STORED ROWS »
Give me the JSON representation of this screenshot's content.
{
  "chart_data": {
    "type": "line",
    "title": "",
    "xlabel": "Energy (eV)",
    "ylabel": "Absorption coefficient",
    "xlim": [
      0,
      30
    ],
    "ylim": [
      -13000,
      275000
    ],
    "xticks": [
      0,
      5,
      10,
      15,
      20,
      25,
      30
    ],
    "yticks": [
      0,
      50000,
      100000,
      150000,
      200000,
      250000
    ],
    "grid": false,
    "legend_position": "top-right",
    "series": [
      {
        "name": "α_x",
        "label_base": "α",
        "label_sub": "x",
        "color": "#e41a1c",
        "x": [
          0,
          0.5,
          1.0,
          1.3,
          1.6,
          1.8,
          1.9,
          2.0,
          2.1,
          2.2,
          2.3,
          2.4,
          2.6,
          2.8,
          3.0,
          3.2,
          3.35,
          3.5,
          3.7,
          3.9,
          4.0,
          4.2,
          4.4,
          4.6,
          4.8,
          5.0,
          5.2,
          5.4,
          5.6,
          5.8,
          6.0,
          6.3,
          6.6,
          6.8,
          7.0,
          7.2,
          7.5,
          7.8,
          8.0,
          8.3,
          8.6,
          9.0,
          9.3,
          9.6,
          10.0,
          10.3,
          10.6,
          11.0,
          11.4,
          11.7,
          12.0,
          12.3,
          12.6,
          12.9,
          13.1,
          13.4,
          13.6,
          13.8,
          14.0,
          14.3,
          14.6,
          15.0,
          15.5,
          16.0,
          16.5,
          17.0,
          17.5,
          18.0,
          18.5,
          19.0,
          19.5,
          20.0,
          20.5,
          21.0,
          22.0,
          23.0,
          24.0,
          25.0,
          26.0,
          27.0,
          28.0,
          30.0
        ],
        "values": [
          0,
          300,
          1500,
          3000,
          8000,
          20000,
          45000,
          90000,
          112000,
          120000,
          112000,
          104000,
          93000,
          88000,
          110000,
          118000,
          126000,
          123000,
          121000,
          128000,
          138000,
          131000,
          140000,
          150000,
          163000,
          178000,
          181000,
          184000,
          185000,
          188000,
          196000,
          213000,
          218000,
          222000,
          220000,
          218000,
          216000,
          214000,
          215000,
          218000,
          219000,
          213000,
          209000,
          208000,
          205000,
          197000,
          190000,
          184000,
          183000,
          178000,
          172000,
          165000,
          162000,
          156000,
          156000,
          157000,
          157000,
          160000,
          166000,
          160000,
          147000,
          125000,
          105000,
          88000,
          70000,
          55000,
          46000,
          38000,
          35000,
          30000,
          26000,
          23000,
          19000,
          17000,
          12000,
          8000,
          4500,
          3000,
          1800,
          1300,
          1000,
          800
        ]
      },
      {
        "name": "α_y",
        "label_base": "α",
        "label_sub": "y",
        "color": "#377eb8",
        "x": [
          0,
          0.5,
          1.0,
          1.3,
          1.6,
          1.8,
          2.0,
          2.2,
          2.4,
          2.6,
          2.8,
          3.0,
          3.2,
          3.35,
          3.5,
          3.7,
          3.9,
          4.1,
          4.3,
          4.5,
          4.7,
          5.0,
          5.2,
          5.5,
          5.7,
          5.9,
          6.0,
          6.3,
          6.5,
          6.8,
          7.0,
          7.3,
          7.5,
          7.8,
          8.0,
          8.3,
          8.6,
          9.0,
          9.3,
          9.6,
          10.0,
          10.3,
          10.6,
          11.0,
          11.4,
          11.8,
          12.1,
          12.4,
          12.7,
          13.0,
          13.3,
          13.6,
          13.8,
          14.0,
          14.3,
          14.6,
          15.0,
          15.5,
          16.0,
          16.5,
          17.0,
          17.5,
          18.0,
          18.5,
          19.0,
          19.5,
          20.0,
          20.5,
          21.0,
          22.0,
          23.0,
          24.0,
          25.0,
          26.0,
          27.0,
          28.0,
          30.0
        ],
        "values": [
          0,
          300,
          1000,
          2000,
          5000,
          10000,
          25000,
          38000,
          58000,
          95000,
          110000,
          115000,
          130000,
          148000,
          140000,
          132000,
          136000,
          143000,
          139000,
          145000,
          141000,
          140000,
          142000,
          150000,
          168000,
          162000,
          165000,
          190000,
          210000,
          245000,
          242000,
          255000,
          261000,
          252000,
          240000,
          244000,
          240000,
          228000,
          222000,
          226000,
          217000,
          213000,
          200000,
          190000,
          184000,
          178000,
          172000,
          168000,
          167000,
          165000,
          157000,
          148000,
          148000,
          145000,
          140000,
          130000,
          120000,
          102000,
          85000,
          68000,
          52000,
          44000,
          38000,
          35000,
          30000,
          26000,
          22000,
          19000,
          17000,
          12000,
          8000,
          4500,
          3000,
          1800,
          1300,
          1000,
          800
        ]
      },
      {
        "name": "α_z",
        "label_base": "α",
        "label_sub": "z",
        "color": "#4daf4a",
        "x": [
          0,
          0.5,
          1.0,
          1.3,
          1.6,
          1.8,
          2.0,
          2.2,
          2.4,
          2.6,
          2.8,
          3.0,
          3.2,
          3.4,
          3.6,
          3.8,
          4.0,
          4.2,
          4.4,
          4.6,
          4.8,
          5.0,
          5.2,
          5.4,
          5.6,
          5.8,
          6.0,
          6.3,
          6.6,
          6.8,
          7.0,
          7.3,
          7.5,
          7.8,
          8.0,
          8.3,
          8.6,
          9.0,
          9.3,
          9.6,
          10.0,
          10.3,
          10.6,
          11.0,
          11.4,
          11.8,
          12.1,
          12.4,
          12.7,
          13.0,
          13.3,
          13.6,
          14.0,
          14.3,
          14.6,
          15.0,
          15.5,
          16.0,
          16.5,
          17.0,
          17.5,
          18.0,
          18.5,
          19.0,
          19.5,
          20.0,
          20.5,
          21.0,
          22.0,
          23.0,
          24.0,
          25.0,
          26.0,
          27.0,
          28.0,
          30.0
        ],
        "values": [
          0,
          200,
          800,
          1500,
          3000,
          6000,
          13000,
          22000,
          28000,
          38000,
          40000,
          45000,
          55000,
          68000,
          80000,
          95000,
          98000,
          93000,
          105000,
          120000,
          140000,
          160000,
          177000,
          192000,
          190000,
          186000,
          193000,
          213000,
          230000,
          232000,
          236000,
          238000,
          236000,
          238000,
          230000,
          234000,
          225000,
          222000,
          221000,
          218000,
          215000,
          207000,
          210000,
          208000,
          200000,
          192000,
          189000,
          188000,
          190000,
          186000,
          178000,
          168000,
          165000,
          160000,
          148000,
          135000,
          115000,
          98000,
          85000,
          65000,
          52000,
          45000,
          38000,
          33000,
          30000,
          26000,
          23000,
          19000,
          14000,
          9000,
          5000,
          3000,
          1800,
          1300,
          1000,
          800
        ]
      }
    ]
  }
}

GIVEN REQUEST » Write out all of the records once more, exactly.

FULL OUTPUT »
Give me the JSON representation of this screenshot's content.
{
  "chart_data": {
    "type": "line",
    "title": "",
    "xlabel": "Energy (eV)",
    "ylabel": "Absorption coefficient",
    "xlim": [
      0,
      30
    ],
    "ylim": [
      -13000,
      275000
    ],
    "xticks": [
      0,
      5,
      10,
      15,
      20,
      25,
      30
    ],
    "yticks": [
      0,
      50000,
      100000,
      150000,
      200000,
      250000
    ],
    "grid": false,
    "legend_position": "top-right",
    "series": [
      {
        "name": "α_x",
        "label_base": "α",
        "label_sub": "x",
        "color": "#e41a1c",
        "x": [
          0,
          0.5,
          1.0,
          1.3,
          1.6,
          1.8,
          1.9,
          2.0,
          2.1,
          2.2,
          2.3,
          2.4,
          2.6,
          2.8,
          3.0,
          3.2,
          3.35,
          3.5,
          3.7,
          3.9,
          4.0,
          4.2,
          4.4,
          4.6,
          4.8,
          5.0,
          5.2,
          5.4,
          5.6,
          5.8,
          6.0,
          6.3,
          6.6,
          6.8,
          7.0,
          7.2,
          7.5,
          7.8,
          8.0,
          8.3,
          8.6,
          9.0,
          9.3,
          9.6,
          10.0,
          10.3,
          10.6,
          11.0,
          11.4,
          11.7,
          12.0,
          12.3,
          12.6,
          12.9,
          13.1,
          13.4,
          13.6,
          13.8,
          14.0,
          14.3,
          14.6,
          15.0,
          15.5,
          16.0,
          16.5,
          17.0,
          17.5,
          18.0,
          18.5,
          19.0,
          19.5,
          20.0,
          20.5,
          21.0,
          22.0,
          23.0,
          24.0,
          25.0,
          26.0,
          27.0,
          28.0,
          30.0
        ],
        "values": [
          0,
          300,
          1500,
          3000,
          8000,
          20000,
          45000,
          90000,
          112000,
          120000,
          112000,
          104000,
          93000,
          88000,
          110000,
          118000,
          126000,
          123000,
          121000,
          128000,
          138000,
          131000,
          140000,
          150000,
          163000,
          178000,
          181000,
          184000,
          185000,
          188000,
          196000,
          213000,
          218000,
          222000,
          220000,
          218000,
          216000,
          214000,
          215000,
          218000,
          219000,
          213000,
          209000,
          208000,
          205000,
          197000,
          190000,
          184000,
          183000,
          178000,
          172000,
          165000,
          162000,
          156000,
          156000,
          157000,
          157000,
          160000,
          166000,
          160000,
          147000,
          125000,
          105000,
          88000,
          70000,
          55000,
          46000,
          38000,
          35000,
          30000,
          26000,
          23000,
          19000,
          17000,
          12000,
          8000,
          4500,
          3000,
          1800,
          1300,
          1000,
          800
        ]
      },
      {
        "name": "α_y",
        "label_base": "α",
        "label_sub": "y",
        "color": "#377eb8",
        "x": [
          0,
          0.5,
          1.0,
          1.3,
          1.6,
          1.8,
          2.0,
          2.2,
          2.4,
          2.6,
          2.8,
          3.0,
          3.2,
          3.35,
          3.5,
          3.7,
          3.9,
          4.1,
          4.3,
          4.5,
          4.7,
          5.0,
          5.2,
          5.5,
          5.7,
          5.9,
          6.0,
          6.3,
          6.5,
          6.8,
          7.0,
          7.3,
          7.5,
          7.8,
          8.0,
          8.3,
          8.6,
          9.0,
          9.3,
          9.6,
          10.0,
          10.3,
          10.6,
          11.0,
          11.4,
          11.8,
          12.1,
          12.4,
          12.7,
          13.0,
          13.3,
          13.6,
          13.8,
          14.0,
          14.3,
          14.6,
          15.0,
          15.5,
          16.0,
          16.5,
          17.0,
          17.5,
          18.0,
          18.5,
          19.0,
          19.5,
          20.0,
          20.5,
          21.0,
          22.0,
          23.0,
          24.0,
          25.0,
          26.0,
          27.0,
          28.0,
          30.0
        ],
        "values": [
          0,
          300,
          1000,
          2000,
          5000,
          10000,
          25000,
          38000,
          58000,
          95000,
          110000,
          115000,
          130000,
          148000,
          140000,
          132000,
          136000,
          143000,
          139000,
          145000,
          141000,
          140000,
          142000,
          150000,
          168000,
          162000,
          165000,
          190000,
          210000,
          245000,
          242000,
          255000,
          261000,
          252000,
          240000,
          244000,
          240000,
          228000,
          222000,
          226000,
          217000,
          213000,
          200000,
          190000,
          184000,
          178000,
          172000,
          168000,
          167000,
          165000,
          157000,
          148000,
          148000,
          145000,
          140000,
          130000,
          120000,
          102000,
          85000,
          68000,
          52000,
          44000,
          38000,
          35000,
          30000,
          26000,
          22000,
          19000,
          17000,
          12000,
          8000,
          4500,
          3000,
          1800,
          1300,
          1000,
          800
        ]
      },
      {
        "name": "α_z",
        "label_base": "α",
        "label_sub": "z",
        "color": "#4daf4a",
        "x": [
          0,
          0.5,
          1.0,
          1.3,
          1.6,
          1.8,
          2.0,
          2.2,
          2.4,
          2.6,
          2.8,
          3.0,
          3.2,
          3.4,
          3.6,
          3.8,
          4.0,
          4.2,
          4.4,
          4.6,
          4.8,
          5.0,
          5.2,
          5.4,
          5.6,
          5.8,
          6.0,
          6.3,
          6.6,
          6.8,
          7.0,
          7.3,
          7.5,
          7.8,
          8.0,
          8.3,
          8.6,
          9.0,
          9.3,
          9.6,
          10.0,
          10.3,
          10.6,
          11.0,
          11.4,
          11.8,
          12.1,
          12.4,
          12.7,
          13.0,
          13.3,
          13.6,
          14.0,
          14.3,
          14.6,
          15.0,
          15.5,
          16.0,
          16.5,
          17.0,
          17.5,
          18.0,
          18.5,
          19.0,
          19.5,
          20.0,
          20.5,
          21.0,
          22.0,
          23.0,
          24.0,
          25.0,
          26.0,
          27.0,
          28.0,
          30.0
        ],
        "values": [
          0,
          200,
          800,
          1500,
          3000,
          6000,
          13000,
          22000,
          28000,
          38000,
          40000,
          45000,
          55000,
          68000,
          80000,
          95000,
          98000,
          93000,
          105000,
          120000,
          140000,
          160000,
          177000,
          192000,
          190000,
          186000,
          193000,
          213000,
          230000,
          232000,
          236000,
          238000,
          236000,
          238000,
          230000,
          234000,
          225000,
          222000,
          221000,
          218000,
          215000,
          207000,
          210000,
          208000,
          200000,
          192000,
          189000,
          188000,
          190000,
          186000,
          178000,
          168000,
          165000,
          160000,
          148000,
          135000,
          115000,
          98000,
          85000,
          65000,
          52000,
          45000,
          38000,
          33000,
          30000,
          26000,
          23000,
          19000,
          14000,
          9000,
          5000,
          3000,
          1800,
          1300,
          1000,
          800
        ]
      }
    ]
  }
}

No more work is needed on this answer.